- PROBLEMS TO WORK ON:
1. Answer these questions about the passage on seed germination, one answer per line:
(a) According to Bogdanoff, what is the best amount of water in the soil for germination?
(b) How much do seeds swell in many cases while they absorb water?
(c) Which substances are named as especially active in favoring germination?
2. Write the next part of the passage on seed germination, picking up right after its final sentence.

::: TEXT EXTRACT :::

In a sandy soil a small percentage of water will cause better germination than in a clay soil. While different seeds vary in their power to abstract water from soils, yet it seems that for the majority of plants, the best percentage of soil-water for germination purposes is that which is in the neighborhood of the maximum field capacity of soils for water, as explained in Chapter VII. Bogdanoff has estimated that the best amount of water in the soil for germination purposes is about twice the maximum percentage of hygroscopic water. This would not be far from the field-water capacity as described in the preceding chapter.
During the absorption of water, seeds swell considerably, in many cases from two to three times their normal size. This has the very desirable effect of crowding the seed walls against the soil particles and thus, by establishing more points of contact, enabling the seed to absorb moisture with greater facility. As seeds begin to absorb water, heat is also produced. In many cases the temperature surrounding the seeds is increased one degree on the Centigrade scale by the mere process of water absorption. This favors rapid germination. Moreover, the fertility of the soil has a direct influence upon germination. In fertile soils the germination is more rapid and more complete than in infertile soils. Especially active in favoring direct germination are the nitrates. When it is recalled that the constant cultivation and well-kept summer fallow of dry-farming develop large quantities of nitrates in the soil, it will be understood that the methods of dry-farming as already outlined accelerate germination very greatly.

::: STORED DATA :::

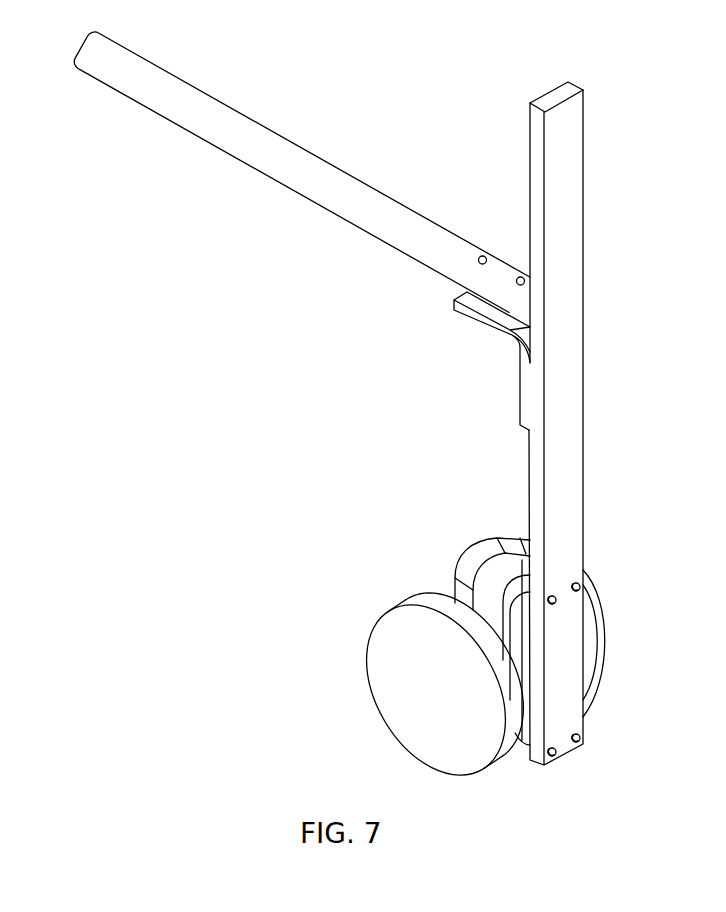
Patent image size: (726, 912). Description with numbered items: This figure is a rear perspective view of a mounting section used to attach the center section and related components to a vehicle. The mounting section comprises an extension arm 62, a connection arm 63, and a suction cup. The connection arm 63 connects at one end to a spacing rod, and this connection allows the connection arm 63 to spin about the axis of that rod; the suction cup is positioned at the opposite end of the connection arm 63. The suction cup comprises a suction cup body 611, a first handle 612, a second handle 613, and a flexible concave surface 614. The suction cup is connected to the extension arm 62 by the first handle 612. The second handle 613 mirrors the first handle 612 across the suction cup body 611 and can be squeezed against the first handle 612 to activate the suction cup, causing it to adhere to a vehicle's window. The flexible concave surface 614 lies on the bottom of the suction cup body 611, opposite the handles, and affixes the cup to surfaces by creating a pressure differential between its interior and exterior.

:::

- EXPECTED OUTPUTS:
1.
(a) About twice the maximum percentage of hygroscopic water.
(b) From two to three times their normal size.
(c) The nitrates.

2.
It scareely need be said that the soil of the seed-bed should be fine, mellow, and uniform in physical texture so that the seeds can be planted evenly and in close contact with the soil particles. All the requisite conditions for germination are best met by the conditions prevailing in a well-kept summer fallowed soil.
Time to sow
In the consideration of the time to sow, the first question to be disposed of by the dry-farmer is that of fall as against spring sowing. The small grains occur as fall and spring varieties, and it is vitally important to determine which season, under dry-farm conditions, is the best for sowing.
The advantages of fall sowing are many. As stated, successful germination is favored by the presence of an abundance of fertility, especially of nitrates, in the soil. In summer-fallowed land nitrates are always found in abundance in the fall, ready to stimulate the seed into rapid germination and the young plants into vigorous growth. During the late fall and winter months the nitrates disappear, at least in part, anti from the point of view of fertility the spring is not so desirable as the fall for germination. More important, grain sown in the fall under favorable conditions will establish a good root system which is ready for use and in action in the early spring as soon as the temperature is right and long before the farmer can go out on the ground with his implements. As a result, the crop has the use of the early spring moisture, which under the conditions of spring sowing is evaporated into the air. Where the natural precipitation is light and the amount of water stored in the soil is not large, the gain resulting from the use of the early spring moisture. often decides the question in favor of fall sowing.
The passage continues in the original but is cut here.